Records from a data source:
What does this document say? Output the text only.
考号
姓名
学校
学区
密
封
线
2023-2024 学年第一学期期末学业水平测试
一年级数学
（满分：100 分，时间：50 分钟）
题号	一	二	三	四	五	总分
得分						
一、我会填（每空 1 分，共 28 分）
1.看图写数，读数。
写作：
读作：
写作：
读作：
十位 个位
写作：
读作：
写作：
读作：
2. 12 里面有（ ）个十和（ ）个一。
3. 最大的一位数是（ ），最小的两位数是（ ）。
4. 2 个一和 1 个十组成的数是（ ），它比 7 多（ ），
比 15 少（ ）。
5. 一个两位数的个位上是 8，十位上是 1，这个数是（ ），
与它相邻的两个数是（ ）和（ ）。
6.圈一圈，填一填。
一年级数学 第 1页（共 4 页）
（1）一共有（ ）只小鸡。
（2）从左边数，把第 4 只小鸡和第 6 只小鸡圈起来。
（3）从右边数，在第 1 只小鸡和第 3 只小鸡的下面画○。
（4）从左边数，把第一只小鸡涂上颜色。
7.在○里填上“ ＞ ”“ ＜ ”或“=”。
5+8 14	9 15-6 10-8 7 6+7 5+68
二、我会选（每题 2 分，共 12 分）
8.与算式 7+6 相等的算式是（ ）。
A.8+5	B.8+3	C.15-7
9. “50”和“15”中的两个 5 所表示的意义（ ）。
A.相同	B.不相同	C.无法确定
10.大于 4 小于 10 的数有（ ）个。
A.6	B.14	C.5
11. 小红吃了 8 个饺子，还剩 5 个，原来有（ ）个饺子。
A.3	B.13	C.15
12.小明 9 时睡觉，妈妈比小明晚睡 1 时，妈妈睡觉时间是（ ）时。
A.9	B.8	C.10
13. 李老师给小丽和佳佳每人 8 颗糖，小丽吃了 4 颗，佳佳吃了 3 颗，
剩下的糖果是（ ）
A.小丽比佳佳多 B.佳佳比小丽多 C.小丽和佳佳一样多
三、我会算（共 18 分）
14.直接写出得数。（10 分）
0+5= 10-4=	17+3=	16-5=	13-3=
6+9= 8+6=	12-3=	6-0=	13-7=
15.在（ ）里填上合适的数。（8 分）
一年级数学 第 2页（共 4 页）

Stated task:
Copy out each line of the data where the string "只小鸡和第" appears.

Solution for this exercise:
（2）从左边数，把第 4 只小鸡和第 6 只小鸡圈起来。
（3）从右边数，在第 1 只小鸡和第 3 只小鸡的下面画○。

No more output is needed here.